*** MATERIAL SHOWN ***
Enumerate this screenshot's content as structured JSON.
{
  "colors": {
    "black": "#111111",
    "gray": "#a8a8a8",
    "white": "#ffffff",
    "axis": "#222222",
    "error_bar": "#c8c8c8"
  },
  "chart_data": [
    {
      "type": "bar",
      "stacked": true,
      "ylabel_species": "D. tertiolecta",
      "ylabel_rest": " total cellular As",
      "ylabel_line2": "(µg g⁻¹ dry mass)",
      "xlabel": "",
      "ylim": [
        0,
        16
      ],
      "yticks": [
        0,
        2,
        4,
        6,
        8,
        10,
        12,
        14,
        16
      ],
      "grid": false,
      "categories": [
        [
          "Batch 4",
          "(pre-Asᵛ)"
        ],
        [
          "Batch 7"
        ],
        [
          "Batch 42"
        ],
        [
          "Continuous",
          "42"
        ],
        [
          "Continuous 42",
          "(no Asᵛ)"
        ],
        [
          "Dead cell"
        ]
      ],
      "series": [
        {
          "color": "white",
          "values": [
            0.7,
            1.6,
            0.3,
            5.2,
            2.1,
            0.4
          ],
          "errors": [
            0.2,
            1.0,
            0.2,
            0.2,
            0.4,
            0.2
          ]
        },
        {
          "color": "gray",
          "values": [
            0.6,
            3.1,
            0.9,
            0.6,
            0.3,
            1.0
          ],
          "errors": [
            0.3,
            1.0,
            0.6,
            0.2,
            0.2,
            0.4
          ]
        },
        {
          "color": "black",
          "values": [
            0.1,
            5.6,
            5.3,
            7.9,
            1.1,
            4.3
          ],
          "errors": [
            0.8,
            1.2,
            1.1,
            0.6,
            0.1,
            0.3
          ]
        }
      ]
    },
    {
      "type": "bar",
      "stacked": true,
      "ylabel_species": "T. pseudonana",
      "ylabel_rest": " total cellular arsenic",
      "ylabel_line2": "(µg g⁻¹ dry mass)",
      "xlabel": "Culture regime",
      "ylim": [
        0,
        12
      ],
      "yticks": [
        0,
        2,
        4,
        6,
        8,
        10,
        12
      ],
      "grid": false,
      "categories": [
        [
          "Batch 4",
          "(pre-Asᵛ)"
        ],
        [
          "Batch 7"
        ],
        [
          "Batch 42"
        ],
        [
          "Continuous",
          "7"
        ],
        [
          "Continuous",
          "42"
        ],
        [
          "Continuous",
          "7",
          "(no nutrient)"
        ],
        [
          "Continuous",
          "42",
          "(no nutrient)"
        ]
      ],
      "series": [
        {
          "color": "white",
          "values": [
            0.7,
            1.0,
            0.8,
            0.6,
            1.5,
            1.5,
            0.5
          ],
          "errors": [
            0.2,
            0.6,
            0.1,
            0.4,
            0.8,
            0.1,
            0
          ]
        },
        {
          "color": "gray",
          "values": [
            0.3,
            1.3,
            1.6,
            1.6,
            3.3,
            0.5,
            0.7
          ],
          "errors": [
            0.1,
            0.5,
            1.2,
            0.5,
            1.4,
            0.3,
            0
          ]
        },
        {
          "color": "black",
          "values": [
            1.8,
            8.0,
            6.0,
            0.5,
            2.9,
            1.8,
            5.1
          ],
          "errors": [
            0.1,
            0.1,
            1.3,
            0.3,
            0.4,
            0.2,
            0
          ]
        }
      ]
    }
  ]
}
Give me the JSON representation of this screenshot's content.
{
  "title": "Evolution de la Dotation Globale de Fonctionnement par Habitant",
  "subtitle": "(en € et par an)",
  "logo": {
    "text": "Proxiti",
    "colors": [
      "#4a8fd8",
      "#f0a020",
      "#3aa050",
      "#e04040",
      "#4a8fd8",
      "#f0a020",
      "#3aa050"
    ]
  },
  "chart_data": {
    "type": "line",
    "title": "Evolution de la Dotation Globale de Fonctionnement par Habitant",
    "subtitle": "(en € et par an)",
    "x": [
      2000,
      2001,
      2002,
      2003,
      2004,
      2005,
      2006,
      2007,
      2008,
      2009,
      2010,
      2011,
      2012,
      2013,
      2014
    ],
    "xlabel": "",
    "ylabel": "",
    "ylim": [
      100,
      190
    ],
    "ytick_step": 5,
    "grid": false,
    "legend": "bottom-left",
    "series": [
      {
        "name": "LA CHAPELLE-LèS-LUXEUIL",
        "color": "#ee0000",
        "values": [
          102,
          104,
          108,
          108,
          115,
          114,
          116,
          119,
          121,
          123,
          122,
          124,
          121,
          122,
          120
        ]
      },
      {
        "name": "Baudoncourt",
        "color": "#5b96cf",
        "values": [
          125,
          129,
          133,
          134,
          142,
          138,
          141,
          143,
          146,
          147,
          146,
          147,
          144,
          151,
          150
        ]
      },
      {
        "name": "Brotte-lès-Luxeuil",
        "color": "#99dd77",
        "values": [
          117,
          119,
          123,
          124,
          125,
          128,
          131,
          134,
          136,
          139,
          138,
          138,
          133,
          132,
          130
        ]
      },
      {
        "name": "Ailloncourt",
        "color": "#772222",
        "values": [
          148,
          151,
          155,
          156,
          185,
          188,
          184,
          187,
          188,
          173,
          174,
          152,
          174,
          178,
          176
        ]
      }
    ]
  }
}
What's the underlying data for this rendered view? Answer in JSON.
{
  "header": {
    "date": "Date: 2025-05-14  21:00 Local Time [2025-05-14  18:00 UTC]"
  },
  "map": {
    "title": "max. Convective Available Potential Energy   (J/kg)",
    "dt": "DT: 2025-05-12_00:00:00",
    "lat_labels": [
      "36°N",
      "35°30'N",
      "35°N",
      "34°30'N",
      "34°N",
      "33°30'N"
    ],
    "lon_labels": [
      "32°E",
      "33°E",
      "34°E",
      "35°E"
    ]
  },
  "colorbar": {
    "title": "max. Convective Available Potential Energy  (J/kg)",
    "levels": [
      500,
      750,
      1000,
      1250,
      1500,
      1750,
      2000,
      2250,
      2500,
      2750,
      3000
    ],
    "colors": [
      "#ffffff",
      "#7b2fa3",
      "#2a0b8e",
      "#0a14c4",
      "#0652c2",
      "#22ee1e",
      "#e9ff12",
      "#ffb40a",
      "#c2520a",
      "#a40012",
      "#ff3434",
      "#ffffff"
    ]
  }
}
***
■ JOB:
Repeat only what runs from the line holding "What's the underlying" to the end of the data, keeping every line exactly as written, first and last included.

■ ANSWER FOR THE TASK:
What's the underlying data for this rendered view? Answer in JSON.
{
  "header": {
    "date": "Date: 2025-05-14  21:00 Local Time [2025-05-14  18:00 UTC]"
  },
  "map": {
    "title": "max. Convective Available Potential Energy   (J/kg)",
    "dt": "DT: 2025-05-12_00:00:00",
    "lat_labels": [
      "36°N",
      "35°30'N",
      "35°N",
      "34°30'N",
      "34°N",
      "33°30'N"
    ],
    "lon_labels": [
      "32°E",
      "33°E",
      "34°E",
      "35°E"
    ]
  },
  "colorbar": {
    "title": "max. Convective Available Potential Energy  (J/kg)",
    "levels": [
      500,
      750,
      1000,
      1250,
      1500,
      1750,
      2000,
      2250,
      2500,
      2750,
      3000
    ],
    "colors": [
      "#ffffff",
      "#7b2fa3",
      "#2a0b8e",
      "#0a14c4",
      "#0652c2",
      "#22ee1e",
      "#e9ff12",
      "#ffb40a",
      "#c2520a",
      "#a40012",
      "#ff3434",
      "#ffffff"
    ]
  }
}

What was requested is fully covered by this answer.